■ What the exercise asks ■
All of the data that follows should be retyped exactly, please, except the pictures.

■ Provided information ■

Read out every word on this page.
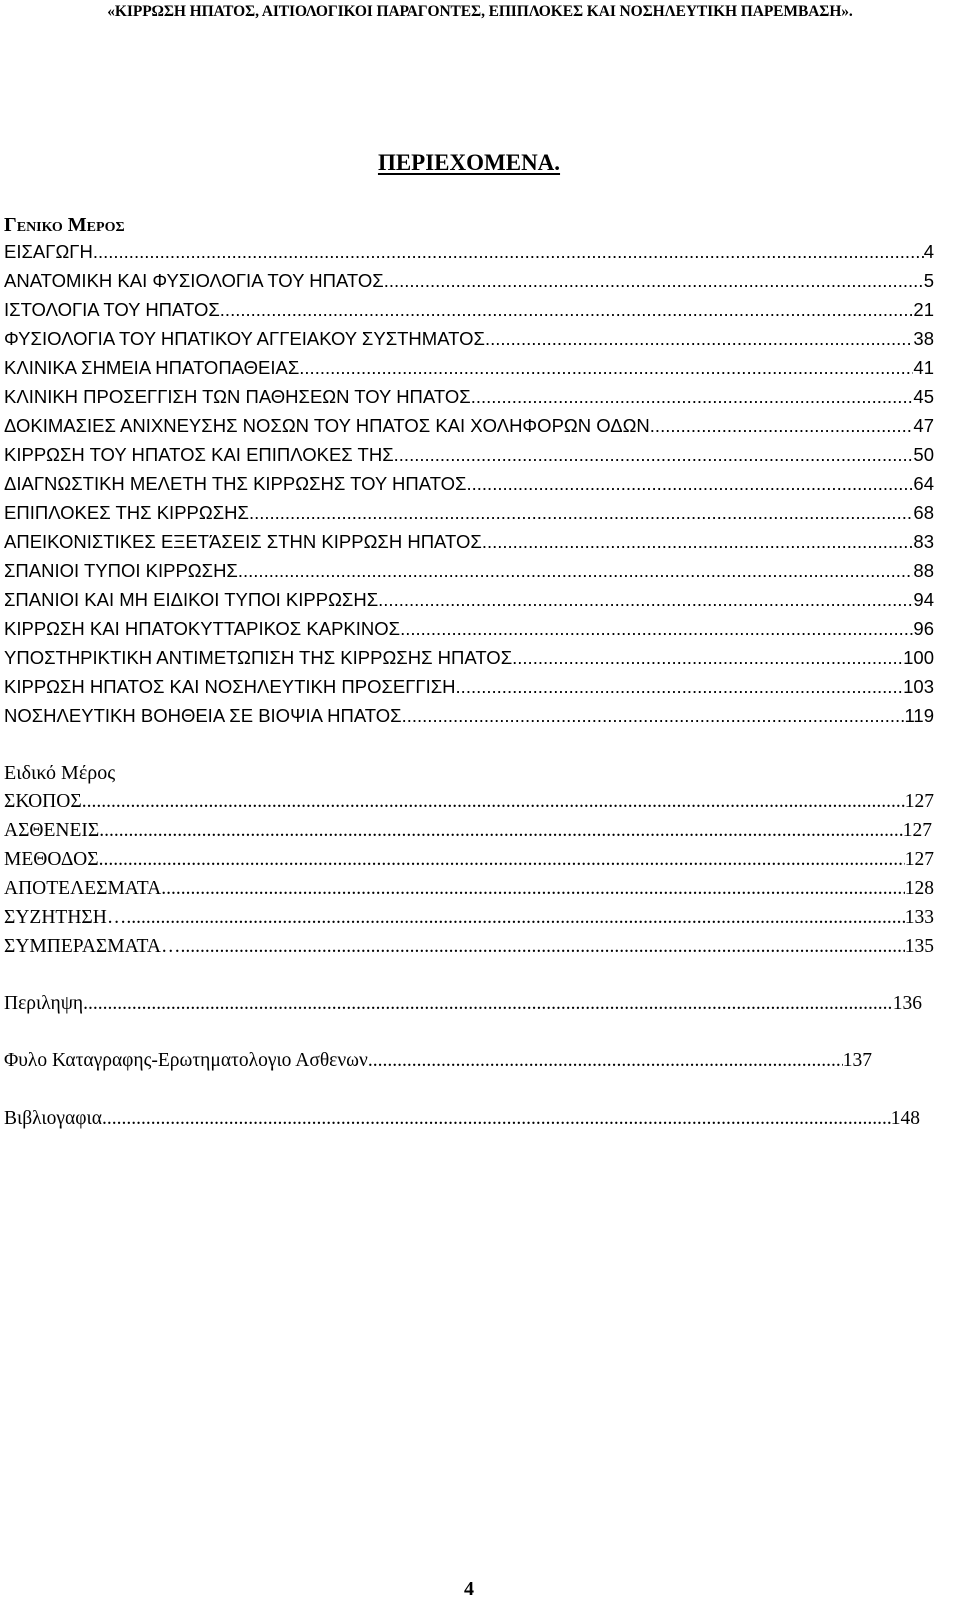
«ΚΙΡΡΩΣΗ ΗΠΑΤΟΣ, ΑΙΤΙΟΛΟΓΙΚΟΙ ΠΑΡΑΓΟΝΤΕΣ, ΕΠΙΠΛΟΚΕΣ ΚΑΙ ΝΟΣΗΛΕΥΤΙΚΗ ΠΑΡΕΜΒΑΣΗ».
ΠΕΡΙΕΧΟΜΕΝΑ.
Γενικο Μερος
ΕΙΣΑΓΩΓΗ .....	4
ΑΝΑΤΟΜΙΚΗ ΚΑΙ ΦΥΣΙΟΛΟΓΙΑ ΤΟΥ ΗΠΑΤΟΣ .....	5
ΙΣΤΟΛΟΓΙΑ ΤΟΥ ΗΠΑΤΟΣ .....	21
ΦΥΣΙΟΛΟΓΙΑ ΤΟΥ ΗΠΑΤΙΚΟΥ ΑΓΓΕΙΑΚΟΥ ΣΥΣΤΗΜΑΤΟΣ .....	38
ΚΛΙΝΙΚΑ ΣΗΜΕΙΑ ΗΠΑΤΟΠΑΘΕΙΑΣ .....	41
ΚΛΙΝΙΚΗ ΠΡΟΣΕΓΓΙΣΗ ΤΩΝ ΠΑΘΗΣΕΩΝ ΤΟΥ ΗΠΑΤΟΣ .....	45
ΔΟΚΙΜΑΣΙΕΣ ΑΝΙΧΝΕΥΣΗΣ ΝΟΣΩΝ ΤΟΥ ΗΠΑΤΟΣ ΚΑΙ ΧΟΛΗΦΟΡΩΝ ΟΔΩΝ .....	47
ΚΙΡΡΩΣΗ ΤΟΥ ΗΠΑΤΟΣ ΚΑΙ ΕΠΙΠΛΟΚΕΣ ΤΗΣ .....	50
ΔΙΑΓΝΩΣΤΙΚΗ ΜΕΛΕΤΗ ΤΗΣ ΚΙΡΡΩΣΗΣ ΤΟΥ ΗΠΑΤΟΣ .....	64
ΕΠΙΠΛΟΚΕΣ ΤΗΣ ΚΙΡΡΩΣΗΣ .....	68
ΑΠΕΙΚΟΝΙΣΤΙΚΕΣ ΕΞΕΤΆΣΕΙΣ ΣΤΗΝ ΚΙΡΡΩΣΗ ΗΠΑΤΟΣ .....	83
ΣΠΑΝΙΟΙ ΤΥΠΟΙ ΚΙΡΡΩΣΗΣ .....	88
ΣΠΑΝΙΟΙ ΚΑΙ ΜΗ ΕΙΔΙΚΟΙ ΤΥΠΟΙ ΚΙΡΡΩΣΗΣ .....	94
ΚΙΡΡΩΣΗ ΚΑΙ ΗΠΑΤΟΚΥΤΤΑΡΙΚΟΣ ΚΑΡΚΙΝΟΣ .....	96
ΥΠΟΣΤΗΡΙΚΤΙΚΗ ΑΝΤΙΜΕΤΩΠΙΣΗ ΤΗΣ ΚΙΡΡΩΣΗΣ ΗΠΑΤΟΣ .....	100
ΚΙΡΡΩΣΗ ΗΠΑΤΟΣ ΚΑΙ ΝΟΣΗΛΕΥΤΙΚΗ ΠΡΟΣΕΓΓΙΣΗ .....	103
ΝΟΣΗΛΕΥΤΙΚΗ ΒΟΗΘΕΙΑ ΣΕ ΒΙΟΨΙΑ ΗΠΑΤΟΣ .....	119
Ειδικό Μέρος
ΣΚΟΠΟΣ .....	127
ΑΣΘΕΝΕΙΣ .....	127
ΜΕΘΟΔΟΣ .....	127
ΑΠΟΤΕΛΕΣΜΑΤΑ .....	128
ΣΥΖΗΤΗΣΗ… .....	133
ΣΥΜΠΕΡΑΣΜΑΤΑ… .....	135
Περιληψη .....	136
Φυλο Καταγραφης-Ερωτηματολογιο Ασθενων .....	137
Βιβλιογαφια .....	148
4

■ Solution for this exercise ■
Read out every word on this page.
«ΚΙΡΡΩΣΗ ΗΠΑΤΟΣ, ΑΙΤΙΟΛΟΓΙΚΟΙ ΠΑΡΑΓΟΝΤΕΣ, ΕΠΙΠΛΟΚΕΣ ΚΑΙ ΝΟΣΗΛΕΥΤΙΚΗ ΠΑΡΕΜΒΑΣΗ».
ΠΕΡΙΕΧΟΜΕΝΑ.
Γενικο Μερος
ΕΙΣΑΓΩΓΗ .....	4
ΑΝΑΤΟΜΙΚΗ ΚΑΙ ΦΥΣΙΟΛΟΓΙΑ ΤΟΥ ΗΠΑΤΟΣ .....	5
ΙΣΤΟΛΟΓΙΑ ΤΟΥ ΗΠΑΤΟΣ .....	21
ΦΥΣΙΟΛΟΓΙΑ ΤΟΥ ΗΠΑΤΙΚΟΥ ΑΓΓΕΙΑΚΟΥ ΣΥΣΤΗΜΑΤΟΣ .....	38
ΚΛΙΝΙΚΑ ΣΗΜΕΙΑ ΗΠΑΤΟΠΑΘΕΙΑΣ .....	41
ΚΛΙΝΙΚΗ ΠΡΟΣΕΓΓΙΣΗ ΤΩΝ ΠΑΘΗΣΕΩΝ ΤΟΥ ΗΠΑΤΟΣ .....	45
ΔΟΚΙΜΑΣΙΕΣ ΑΝΙΧΝΕΥΣΗΣ ΝΟΣΩΝ ΤΟΥ ΗΠΑΤΟΣ ΚΑΙ ΧΟΛΗΦΟΡΩΝ ΟΔΩΝ .....	47
ΚΙΡΡΩΣΗ ΤΟΥ ΗΠΑΤΟΣ ΚΑΙ ΕΠΙΠΛΟΚΕΣ ΤΗΣ .....	50
ΔΙΑΓΝΩΣΤΙΚΗ ΜΕΛΕΤΗ ΤΗΣ ΚΙΡΡΩΣΗΣ ΤΟΥ ΗΠΑΤΟΣ .....	64
ΕΠΙΠΛΟΚΕΣ ΤΗΣ ΚΙΡΡΩΣΗΣ .....	68
ΑΠΕΙΚΟΝΙΣΤΙΚΕΣ ΕΞΕΤΆΣΕΙΣ ΣΤΗΝ ΚΙΡΡΩΣΗ ΗΠΑΤΟΣ .....	83
ΣΠΑΝΙΟΙ ΤΥΠΟΙ ΚΙΡΡΩΣΗΣ .....	88
ΣΠΑΝΙΟΙ ΚΑΙ ΜΗ ΕΙΔΙΚΟΙ ΤΥΠΟΙ ΚΙΡΡΩΣΗΣ .....	94
ΚΙΡΡΩΣΗ ΚΑΙ ΗΠΑΤΟΚΥΤΤΑΡΙΚΟΣ ΚΑΡΚΙΝΟΣ .....	96
ΥΠΟΣΤΗΡΙΚΤΙΚΗ ΑΝΤΙΜΕΤΩΠΙΣΗ ΤΗΣ ΚΙΡΡΩΣΗΣ ΗΠΑΤΟΣ .....	100
ΚΙΡΡΩΣΗ ΗΠΑΤΟΣ ΚΑΙ ΝΟΣΗΛΕΥΤΙΚΗ ΠΡΟΣΕΓΓΙΣΗ .....	103
ΝΟΣΗΛΕΥΤΙΚΗ ΒΟΗΘΕΙΑ ΣΕ ΒΙΟΨΙΑ ΗΠΑΤΟΣ .....	119
Ειδικό Μέρος
ΣΚΟΠΟΣ .....	127
ΑΣΘΕΝΕΙΣ .....	127
ΜΕΘΟΔΟΣ .....	127
ΑΠΟΤΕΛΕΣΜΑΤΑ .....	128
ΣΥΖΗΤΗΣΗ… .....	133
ΣΥΜΠΕΡΑΣΜΑΤΑ… .....	135
Περιληψη .....	136
Φυλο Καταγραφης-Ερωτηματολογιο Ασθενων .....	137
Βιβλιογαφια .....	148
4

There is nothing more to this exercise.